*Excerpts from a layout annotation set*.
==========

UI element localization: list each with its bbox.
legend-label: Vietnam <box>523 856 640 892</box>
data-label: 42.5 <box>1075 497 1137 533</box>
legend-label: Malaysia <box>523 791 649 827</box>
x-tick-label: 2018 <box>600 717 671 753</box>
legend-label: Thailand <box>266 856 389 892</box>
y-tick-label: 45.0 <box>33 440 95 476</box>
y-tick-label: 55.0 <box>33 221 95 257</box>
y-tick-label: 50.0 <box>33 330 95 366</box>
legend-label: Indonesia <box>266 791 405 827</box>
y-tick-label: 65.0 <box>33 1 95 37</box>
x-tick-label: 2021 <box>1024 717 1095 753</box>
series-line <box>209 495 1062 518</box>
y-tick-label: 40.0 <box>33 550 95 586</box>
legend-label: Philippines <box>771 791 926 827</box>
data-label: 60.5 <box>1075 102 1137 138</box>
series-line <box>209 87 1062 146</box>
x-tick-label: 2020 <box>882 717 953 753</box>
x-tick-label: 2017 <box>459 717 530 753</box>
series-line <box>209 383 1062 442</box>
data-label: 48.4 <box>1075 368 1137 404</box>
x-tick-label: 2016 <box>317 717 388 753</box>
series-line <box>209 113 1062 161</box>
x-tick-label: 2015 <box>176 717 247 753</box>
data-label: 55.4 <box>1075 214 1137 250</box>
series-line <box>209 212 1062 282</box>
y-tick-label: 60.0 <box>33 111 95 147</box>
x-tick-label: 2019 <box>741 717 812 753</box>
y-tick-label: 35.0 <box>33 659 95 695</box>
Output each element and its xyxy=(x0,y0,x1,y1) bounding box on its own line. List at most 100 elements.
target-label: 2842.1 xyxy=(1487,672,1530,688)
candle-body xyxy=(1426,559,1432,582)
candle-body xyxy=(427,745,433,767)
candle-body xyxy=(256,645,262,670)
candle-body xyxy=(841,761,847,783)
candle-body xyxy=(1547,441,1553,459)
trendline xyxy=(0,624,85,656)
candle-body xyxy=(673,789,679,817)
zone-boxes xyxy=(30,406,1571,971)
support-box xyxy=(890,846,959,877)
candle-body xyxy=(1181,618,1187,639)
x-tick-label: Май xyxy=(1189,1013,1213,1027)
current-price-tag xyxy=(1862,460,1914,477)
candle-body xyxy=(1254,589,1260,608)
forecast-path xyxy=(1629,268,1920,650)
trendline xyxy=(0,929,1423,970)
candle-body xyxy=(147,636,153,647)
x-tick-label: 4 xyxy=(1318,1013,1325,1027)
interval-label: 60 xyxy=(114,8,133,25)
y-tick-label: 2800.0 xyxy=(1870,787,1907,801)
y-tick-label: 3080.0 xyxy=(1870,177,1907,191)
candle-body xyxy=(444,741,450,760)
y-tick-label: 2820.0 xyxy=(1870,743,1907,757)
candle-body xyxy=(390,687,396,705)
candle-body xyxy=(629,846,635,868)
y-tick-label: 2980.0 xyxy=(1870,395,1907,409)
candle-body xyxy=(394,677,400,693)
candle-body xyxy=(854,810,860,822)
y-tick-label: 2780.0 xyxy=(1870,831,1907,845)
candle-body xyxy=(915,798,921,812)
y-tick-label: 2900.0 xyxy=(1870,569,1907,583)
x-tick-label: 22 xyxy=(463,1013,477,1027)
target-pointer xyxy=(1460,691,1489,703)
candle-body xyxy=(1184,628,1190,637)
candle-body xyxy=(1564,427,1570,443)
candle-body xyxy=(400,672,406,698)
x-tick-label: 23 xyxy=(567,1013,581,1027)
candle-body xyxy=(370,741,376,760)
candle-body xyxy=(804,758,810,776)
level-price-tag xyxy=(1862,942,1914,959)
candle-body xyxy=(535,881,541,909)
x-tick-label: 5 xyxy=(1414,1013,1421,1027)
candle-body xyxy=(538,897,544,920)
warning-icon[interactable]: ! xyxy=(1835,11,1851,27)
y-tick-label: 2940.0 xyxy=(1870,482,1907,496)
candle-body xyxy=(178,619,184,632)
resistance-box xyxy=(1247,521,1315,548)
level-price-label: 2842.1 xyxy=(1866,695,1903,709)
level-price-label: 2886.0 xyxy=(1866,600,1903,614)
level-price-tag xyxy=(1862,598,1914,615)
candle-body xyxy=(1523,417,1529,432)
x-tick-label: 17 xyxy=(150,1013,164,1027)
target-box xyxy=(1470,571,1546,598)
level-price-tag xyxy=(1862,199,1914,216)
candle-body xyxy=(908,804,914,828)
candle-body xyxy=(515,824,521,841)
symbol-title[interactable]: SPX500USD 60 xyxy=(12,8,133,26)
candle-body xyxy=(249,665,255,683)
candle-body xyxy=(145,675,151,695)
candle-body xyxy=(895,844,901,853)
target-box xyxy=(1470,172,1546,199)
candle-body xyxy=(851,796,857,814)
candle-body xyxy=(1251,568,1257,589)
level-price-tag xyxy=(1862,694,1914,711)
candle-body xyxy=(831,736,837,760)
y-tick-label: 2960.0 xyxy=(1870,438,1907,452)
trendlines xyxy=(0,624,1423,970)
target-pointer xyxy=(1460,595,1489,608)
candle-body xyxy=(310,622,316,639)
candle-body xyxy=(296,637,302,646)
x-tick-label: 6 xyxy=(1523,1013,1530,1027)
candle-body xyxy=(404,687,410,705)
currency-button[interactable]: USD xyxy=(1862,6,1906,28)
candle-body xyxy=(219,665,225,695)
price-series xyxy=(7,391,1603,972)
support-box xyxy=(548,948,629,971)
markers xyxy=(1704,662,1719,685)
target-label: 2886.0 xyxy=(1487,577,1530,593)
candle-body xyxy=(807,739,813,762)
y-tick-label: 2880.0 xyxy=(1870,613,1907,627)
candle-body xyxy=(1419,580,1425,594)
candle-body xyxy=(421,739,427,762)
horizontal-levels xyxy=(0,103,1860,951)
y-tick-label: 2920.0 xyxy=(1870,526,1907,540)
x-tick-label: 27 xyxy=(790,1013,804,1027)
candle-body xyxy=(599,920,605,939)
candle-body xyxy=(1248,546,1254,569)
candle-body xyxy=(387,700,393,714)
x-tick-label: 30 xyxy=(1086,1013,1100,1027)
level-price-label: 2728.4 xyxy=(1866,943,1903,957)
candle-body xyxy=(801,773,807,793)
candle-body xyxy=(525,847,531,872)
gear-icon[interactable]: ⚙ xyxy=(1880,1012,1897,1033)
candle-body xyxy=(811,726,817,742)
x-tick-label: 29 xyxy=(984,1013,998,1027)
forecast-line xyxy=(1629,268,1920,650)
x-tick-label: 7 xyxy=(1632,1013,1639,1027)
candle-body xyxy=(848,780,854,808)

==========

Quote the material above word for word, keeping every line as it appears.

*Solution for this problem*.
UI element localization: list each with its bbox.
legend-label: Vietnam <box>523 856 640 892</box>
data-label: 42.5 <box>1075 497 1137 533</box>
legend-label: Malaysia <box>523 791 649 827</box>
x-tick-label: 2018 <box>600 717 671 753</box>
legend-label: Thailand <box>266 856 389 892</box>
y-tick-label: 45.0 <box>33 440 95 476</box>
y-tick-label: 55.0 <box>33 221 95 257</box>
y-tick-label: 50.0 <box>33 330 95 366</box>
legend-label: Indonesia <box>266 791 405 827</box>
y-tick-label: 65.0 <box>33 1 95 37</box>
x-tick-label: 2021 <box>1024 717 1095 753</box>
series-line <box>209 495 1062 518</box>
y-tick-label: 40.0 <box>33 550 95 586</box>
legend-label: Philippines <box>771 791 926 827</box>
data-label: 60.5 <box>1075 102 1137 138</box>
series-line <box>209 87 1062 146</box>
x-tick-label: 2020 <box>882 717 953 753</box>
x-tick-label: 2017 <box>459 717 530 753</box>
series-line <box>209 383 1062 442</box>
data-label: 48.4 <box>1075 368 1137 404</box>
x-tick-label: 2016 <box>317 717 388 753</box>
series-line <box>209 113 1062 161</box>
x-tick-label: 2015 <box>176 717 247 753</box>
data-label: 55.4 <box>1075 214 1137 250</box>
series-line <box>209 212 1062 282</box>
y-tick-label: 60.0 <box>33 111 95 147</box>
x-tick-label: 2019 <box>741 717 812 753</box>
y-tick-label: 35.0 <box>33 659 95 695</box>
Output each element and its xyxy=(x0,y0,x1,y1) bounding box on its own line. List at most 100 elements.
target-label: 2842.1 xyxy=(1487,672,1530,688)
candle-body xyxy=(1426,559,1432,582)
candle-body xyxy=(427,745,433,767)
candle-body xyxy=(256,645,262,670)
candle-body xyxy=(841,761,847,783)
candle-body xyxy=(1547,441,1553,459)
trendline xyxy=(0,624,85,656)
candle-body xyxy=(673,789,679,817)
zone-boxes xyxy=(30,406,1571,971)
support-box xyxy=(890,846,959,877)
candle-body xyxy=(1181,618,1187,639)
x-tick-label: Май xyxy=(1189,1013,1213,1027)
current-price-tag xyxy=(1862,460,1914,477)
candle-body xyxy=(1254,589,1260,608)
forecast-path xyxy=(1629,268,1920,650)
trendline xyxy=(0,929,1423,970)
candle-body xyxy=(147,636,153,647)
x-tick-label: 4 xyxy=(1318,1013,1325,1027)
interval-label: 60 xyxy=(114,8,133,25)
y-tick-label: 2800.0 xyxy=(1870,787,1907,801)
y-tick-label: 3080.0 xyxy=(1870,177,1907,191)
candle-body xyxy=(444,741,450,760)
y-tick-label: 2820.0 xyxy=(1870,743,1907,757)
candle-body xyxy=(390,687,396,705)
candle-body xyxy=(629,846,635,868)
y-tick-label: 2980.0 xyxy=(1870,395,1907,409)
candle-body xyxy=(394,677,400,693)
candle-body xyxy=(854,810,860,822)
y-tick-label: 2780.0 xyxy=(1870,831,1907,845)
candle-body xyxy=(915,798,921,812)
y-tick-label: 2900.0 xyxy=(1870,569,1907,583)
x-tick-label: 22 xyxy=(463,1013,477,1027)
target-pointer xyxy=(1460,691,1489,703)
candle-body xyxy=(1184,628,1190,637)
candle-body xyxy=(1564,427,1570,443)
candle-body xyxy=(400,672,406,698)
x-tick-label: 23 xyxy=(567,1013,581,1027)
candle-body xyxy=(370,741,376,760)
candle-body xyxy=(804,758,810,776)
level-price-tag xyxy=(1862,942,1914,959)
candle-body xyxy=(535,881,541,909)
x-tick-label: 5 xyxy=(1414,1013,1421,1027)
candle-body xyxy=(538,897,544,920)
warning-icon[interactable]: ! xyxy=(1835,11,1851,27)
y-tick-label: 2940.0 xyxy=(1870,482,1907,496)
candle-body xyxy=(178,619,184,632)
resistance-box xyxy=(1247,521,1315,548)
level-price-label: 2842.1 xyxy=(1866,695,1903,709)
level-price-label: 2886.0 xyxy=(1866,600,1903,614)
level-price-tag xyxy=(1862,598,1914,615)
candle-body xyxy=(1523,417,1529,432)
x-tick-label: 17 xyxy=(150,1013,164,1027)
target-box xyxy=(1470,571,1546,598)
level-price-tag xyxy=(1862,199,1914,216)
candle-body xyxy=(908,804,914,828)
candle-body xyxy=(515,824,521,841)
symbol-title[interactable]: SPX500USD 60 xyxy=(12,8,133,26)
candle-body xyxy=(249,665,255,683)
candle-body xyxy=(145,675,151,695)
candle-body xyxy=(895,844,901,853)
target-box xyxy=(1470,172,1546,199)
candle-body xyxy=(851,796,857,814)
candle-body xyxy=(1251,568,1257,589)
level-price-tag xyxy=(1862,694,1914,711)
candle-body xyxy=(831,736,837,760)
y-tick-label: 2960.0 xyxy=(1870,438,1907,452)
trendlines xyxy=(0,624,1423,970)
target-pointer xyxy=(1460,595,1489,608)
candle-body xyxy=(310,622,316,639)
candle-body xyxy=(296,637,302,646)
x-tick-label: 6 xyxy=(1523,1013,1530,1027)
candle-body xyxy=(404,687,410,705)
currency-button[interactable]: USD xyxy=(1862,6,1906,28)
candle-body xyxy=(219,665,225,695)
price-series xyxy=(7,391,1603,972)
support-box xyxy=(548,948,629,971)
markers xyxy=(1704,662,1719,685)
target-label: 2886.0 xyxy=(1487,577,1530,593)
candle-body xyxy=(807,739,813,762)
y-tick-label: 2880.0 xyxy=(1870,613,1907,627)
candle-body xyxy=(1419,580,1425,594)
candle-body xyxy=(421,739,427,762)
horizontal-levels xyxy=(0,103,1860,951)
y-tick-label: 2920.0 xyxy=(1870,526,1907,540)
x-tick-label: 27 xyxy=(790,1013,804,1027)
candle-body xyxy=(599,920,605,939)
candle-body xyxy=(1248,546,1254,569)
candle-body xyxy=(387,700,393,714)
x-tick-label: 30 xyxy=(1086,1013,1100,1027)
level-price-label: 2728.4 xyxy=(1866,943,1903,957)
candle-body xyxy=(801,773,807,793)
candle-body xyxy=(525,847,531,872)
gear-icon[interactable]: ⚙ xyxy=(1880,1012,1897,1033)
candle-body xyxy=(811,726,817,742)
x-tick-label: 29 xyxy=(984,1013,998,1027)
forecast-line xyxy=(1629,268,1920,650)
x-tick-label: 7 xyxy=(1632,1013,1639,1027)
candle-body xyxy=(848,780,854,808)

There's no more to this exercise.